Below are the records; pull every line that includes "Лист".
________________________
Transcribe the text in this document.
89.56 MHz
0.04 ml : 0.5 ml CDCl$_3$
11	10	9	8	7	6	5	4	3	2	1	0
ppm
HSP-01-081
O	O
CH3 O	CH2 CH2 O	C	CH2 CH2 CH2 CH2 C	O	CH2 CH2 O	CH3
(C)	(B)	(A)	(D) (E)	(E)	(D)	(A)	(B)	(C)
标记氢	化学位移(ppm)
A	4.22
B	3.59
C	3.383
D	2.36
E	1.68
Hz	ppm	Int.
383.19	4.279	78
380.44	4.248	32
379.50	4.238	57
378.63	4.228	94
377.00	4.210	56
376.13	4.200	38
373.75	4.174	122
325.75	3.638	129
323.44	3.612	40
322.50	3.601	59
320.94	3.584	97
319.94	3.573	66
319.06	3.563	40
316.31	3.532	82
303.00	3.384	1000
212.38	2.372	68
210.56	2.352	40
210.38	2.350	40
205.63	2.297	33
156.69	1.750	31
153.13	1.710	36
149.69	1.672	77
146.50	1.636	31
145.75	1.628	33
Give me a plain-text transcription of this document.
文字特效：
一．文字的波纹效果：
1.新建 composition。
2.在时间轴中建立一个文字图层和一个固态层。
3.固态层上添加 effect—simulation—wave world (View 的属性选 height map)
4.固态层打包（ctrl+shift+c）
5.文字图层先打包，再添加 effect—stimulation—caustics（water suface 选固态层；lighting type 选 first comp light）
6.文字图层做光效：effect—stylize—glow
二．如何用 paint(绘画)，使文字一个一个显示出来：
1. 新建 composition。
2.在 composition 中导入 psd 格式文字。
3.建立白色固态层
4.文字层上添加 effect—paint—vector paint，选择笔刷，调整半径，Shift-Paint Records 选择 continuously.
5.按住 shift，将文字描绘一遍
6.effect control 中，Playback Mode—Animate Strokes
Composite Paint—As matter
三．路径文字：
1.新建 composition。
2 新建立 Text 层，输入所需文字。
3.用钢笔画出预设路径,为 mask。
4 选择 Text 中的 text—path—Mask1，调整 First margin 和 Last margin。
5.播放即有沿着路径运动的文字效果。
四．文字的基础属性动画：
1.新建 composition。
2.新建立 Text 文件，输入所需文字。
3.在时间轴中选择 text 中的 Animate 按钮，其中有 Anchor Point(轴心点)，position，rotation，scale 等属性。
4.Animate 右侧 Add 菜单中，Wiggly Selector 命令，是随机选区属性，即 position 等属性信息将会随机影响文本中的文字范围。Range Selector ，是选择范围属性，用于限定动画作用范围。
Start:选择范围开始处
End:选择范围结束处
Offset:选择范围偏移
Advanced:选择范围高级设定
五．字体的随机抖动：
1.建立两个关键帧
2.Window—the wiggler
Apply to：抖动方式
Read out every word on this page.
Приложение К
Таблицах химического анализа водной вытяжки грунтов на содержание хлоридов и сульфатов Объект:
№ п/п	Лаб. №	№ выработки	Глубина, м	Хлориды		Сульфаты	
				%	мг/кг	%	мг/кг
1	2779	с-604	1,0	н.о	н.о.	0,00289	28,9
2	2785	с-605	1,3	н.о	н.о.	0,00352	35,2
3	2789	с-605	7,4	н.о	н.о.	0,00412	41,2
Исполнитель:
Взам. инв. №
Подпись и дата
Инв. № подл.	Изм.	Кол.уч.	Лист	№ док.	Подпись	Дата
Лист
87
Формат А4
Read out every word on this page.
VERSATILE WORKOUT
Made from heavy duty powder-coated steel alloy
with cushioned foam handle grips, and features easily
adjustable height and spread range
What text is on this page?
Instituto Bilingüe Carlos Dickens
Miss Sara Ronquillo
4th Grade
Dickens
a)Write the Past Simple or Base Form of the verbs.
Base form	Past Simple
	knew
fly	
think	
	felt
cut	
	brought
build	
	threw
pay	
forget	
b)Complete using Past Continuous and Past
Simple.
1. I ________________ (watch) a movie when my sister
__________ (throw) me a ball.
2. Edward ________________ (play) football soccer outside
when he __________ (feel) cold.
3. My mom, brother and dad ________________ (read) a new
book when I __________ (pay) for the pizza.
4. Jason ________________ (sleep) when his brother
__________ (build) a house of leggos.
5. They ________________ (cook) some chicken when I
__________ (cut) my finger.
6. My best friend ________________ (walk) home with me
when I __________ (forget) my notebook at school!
________________________
-- ANSWER FOR THIS EXERCISE --
Инв. № подл.	Изм.	Кол.уч.	Лист	№ док.	Подпись	Дата
Лист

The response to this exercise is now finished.